-- start --

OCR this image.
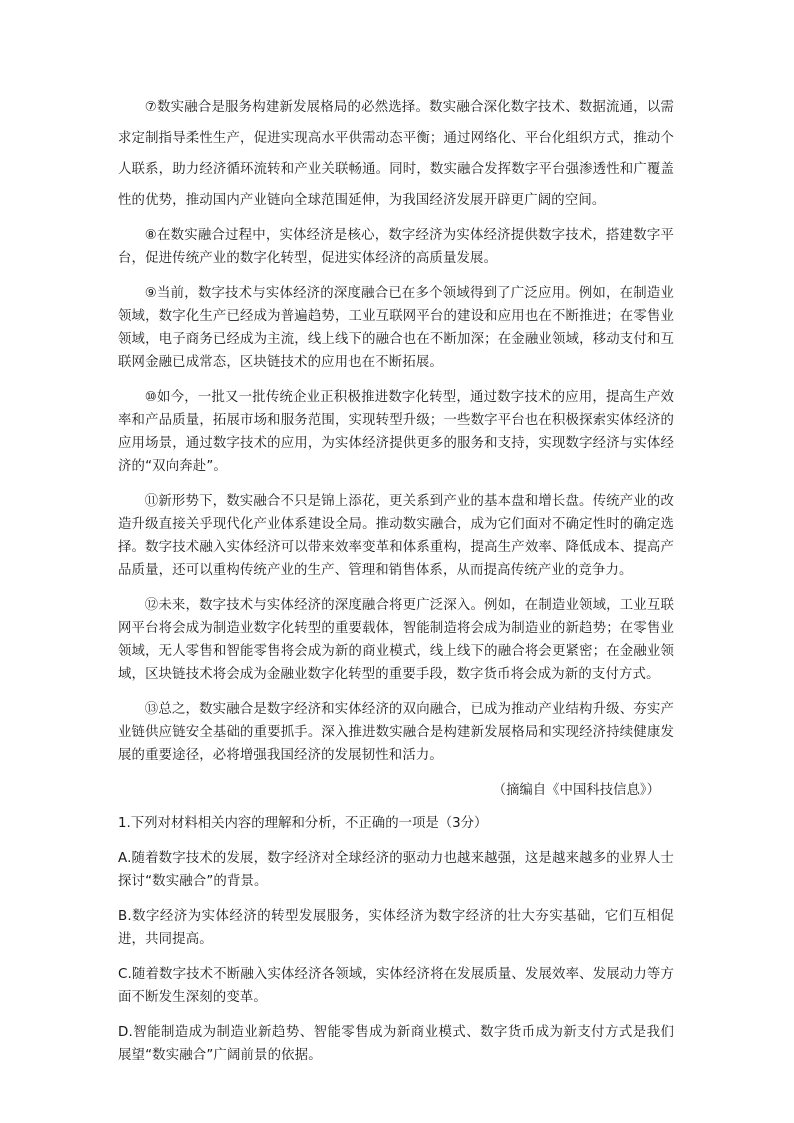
⑦数实融合是服务构建新发展格局的必然选择。数实融合深化数字技术、数据流通，以需求定制指导柔性生产，促进实现高水平供需动态平衡；通过网络化、平台化组织方式，推动个人联系，助力经济循环流转和产业关联畅通。同时，数实融合发挥数字平台强渗透性和广覆盖性的优势，推动国内产业链向全球范围延伸，为我国经济发展开辟更广阔的空间。

⑧在数实融合过程中，实体经济是核心，数字经济为实体经济提供数字技术，搭建数字平台，促进传统产业的数字化转型，促进实体经济的高质量发展。

⑨当前，数字技术与实体经济的深度融合已在多个领域得到了广泛应用。例如，在制造业领域，数字化生产已经成为普遍趋势，工业互联网平台的建设和应用也在不断推进；在零售业领域，电子商务已经成为主流，线上线下的融合也在不断加深；在金融业领域，移动支付和互联网金融已成常态，区块链技术的应用也在不断拓展。

⑩如今，一批又一批传统企业正积极推进数字化转型，通过数字技术的应用，提高生产效率和产品质量，拓展市场和服务范围，实现转型升级；一些数字平台也在积极探索实体经济的应用场景，通过数字技术的应用，为实体经济提供更多的服务和支持，实现数字经济与实体经济的“双向奔赴”。

⑪新形势下，数实融合不只是锦上添花，更关系到产业的基本盘和增长盘。传统产业的改造升级直接关乎现代化产业体系建设全局。推动数实融合，成为它们面对不确定性时的确定选择。数字技术融入实体经济可以带来效率变革和体系重构，提高生产效率、降低成本、提高产品质量，还可以重构传统产业的生产、管理和销售体系，从而提高传统产业的竞争力。

⑫未来，数字技术与实体经济的深度融合将更广泛深入。例如，在制造业领域，工业互联网平台将会成为制造业数字化转型的重要载体，智能制造将会成为制造业的新趋势；在零售业领域，无人零售和智能零售将会成为新的商业模式，线上线下的融合将会更紧密；在金融业领域，区块链技术将会成为金融业数字化转型的重要手段，数字货币将会成为新的支付方式。

⑬总之，数实融合是数字经济和实体经济的双向融合，已成为推动产业结构升级、夯实产业链供应链安全基础的重要抓手。深入推进数实融合是构建新发展格局和实现经济持续健康发展的重要途径，必将增强我国经济的发展韧性和活力。

（摘编自《中国科技信息》）
1.下列对材料相关内容的理解和分析，不正确的一项是（3分）
A.随着数字技术的发展，数字经济对全球经济的驱动力也越来越强，这是越来越多的业界人士探讨“数实融合”的背景。
B.数字经济为实体经济的转型发展服务，实体经济为数字经济的壮大夯实基础，它们互相促进，共同提高。
C.随着数字技术不断融入实体经济各领域，实体经济将在发展质量、发展效率、发展动力等方面不断发生深刻的变革。
D.智能制造成为制造业新趋势、智能零售成为新商业模式、数字货币成为新支付方式是我们展望“数实融合”广阔前景的依据。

-- end --

What the task requires: Replicate the material above verbatim; images stay out of the copy.

Correct result:
OCR this image.
⑦数实融合是服务构建新发展格局的必然选择。数实融合深化数字技术、数据流通，以需求定制指导柔性生产，促进实现高水平供需动态平衡；通过网络化、平台化组织方式，推动个人联系，助力经济循环流转和产业关联畅通。同时，数实融合发挥数字平台强渗透性和广覆盖性的优势，推动国内产业链向全球范围延伸，为我国经济发展开辟更广阔的空间。

⑧在数实融合过程中，实体经济是核心，数字经济为实体经济提供数字技术，搭建数字平台，促进传统产业的数字化转型，促进实体经济的高质量发展。

⑨当前，数字技术与实体经济的深度融合已在多个领域得到了广泛应用。例如，在制造业领域，数字化生产已经成为普遍趋势，工业互联网平台的建设和应用也在不断推进；在零售业领域，电子商务已经成为主流，线上线下的融合也在不断加深；在金融业领域，移动支付和互联网金融已成常态，区块链技术的应用也在不断拓展。

⑩如今，一批又一批传统企业正积极推进数字化转型，通过数字技术的应用，提高生产效率和产品质量，拓展市场和服务范围，实现转型升级；一些数字平台也在积极探索实体经济的应用场景，通过数字技术的应用，为实体经济提供更多的服务和支持，实现数字经济与实体经济的“双向奔赴”。

⑪新形势下，数实融合不只是锦上添花，更关系到产业的基本盘和增长盘。传统产业的改造升级直接关乎现代化产业体系建设全局。推动数实融合，成为它们面对不确定性时的确定选择。数字技术融入实体经济可以带来效率变革和体系重构，提高生产效率、降低成本、提高产品质量，还可以重构传统产业的生产、管理和销售体系，从而提高传统产业的竞争力。

⑫未来，数字技术与实体经济的深度融合将更广泛深入。例如，在制造业领域，工业互联网平台将会成为制造业数字化转型的重要载体，智能制造将会成为制造业的新趋势；在零售业领域，无人零售和智能零售将会成为新的商业模式，线上线下的融合将会更紧密；在金融业领域，区块链技术将会成为金融业数字化转型的重要手段，数字货币将会成为新的支付方式。

⑬总之，数实融合是数字经济和实体经济的双向融合，已成为推动产业结构升级、夯实产业链供应链安全基础的重要抓手。深入推进数实融合是构建新发展格局和实现经济持续健康发展的重要途径，必将增强我国经济的发展韧性和活力。

（摘编自《中国科技信息》）
1.下列对材料相关内容的理解和分析，不正确的一项是（3分）
A.随着数字技术的发展，数字经济对全球经济的驱动力也越来越强，这是越来越多的业界人士探讨“数实融合”的背景。
B.数字经济为实体经济的转型发展服务，实体经济为数字经济的壮大夯实基础，它们互相促进，共同提高。
C.随着数字技术不断融入实体经济各领域，实体经济将在发展质量、发展效率、发展动力等方面不断发生深刻的变革。
D.智能制造成为制造业新趋势、智能零售成为新商业模式、数字货币成为新支付方式是我们展望“数实融合”广阔前景的依据。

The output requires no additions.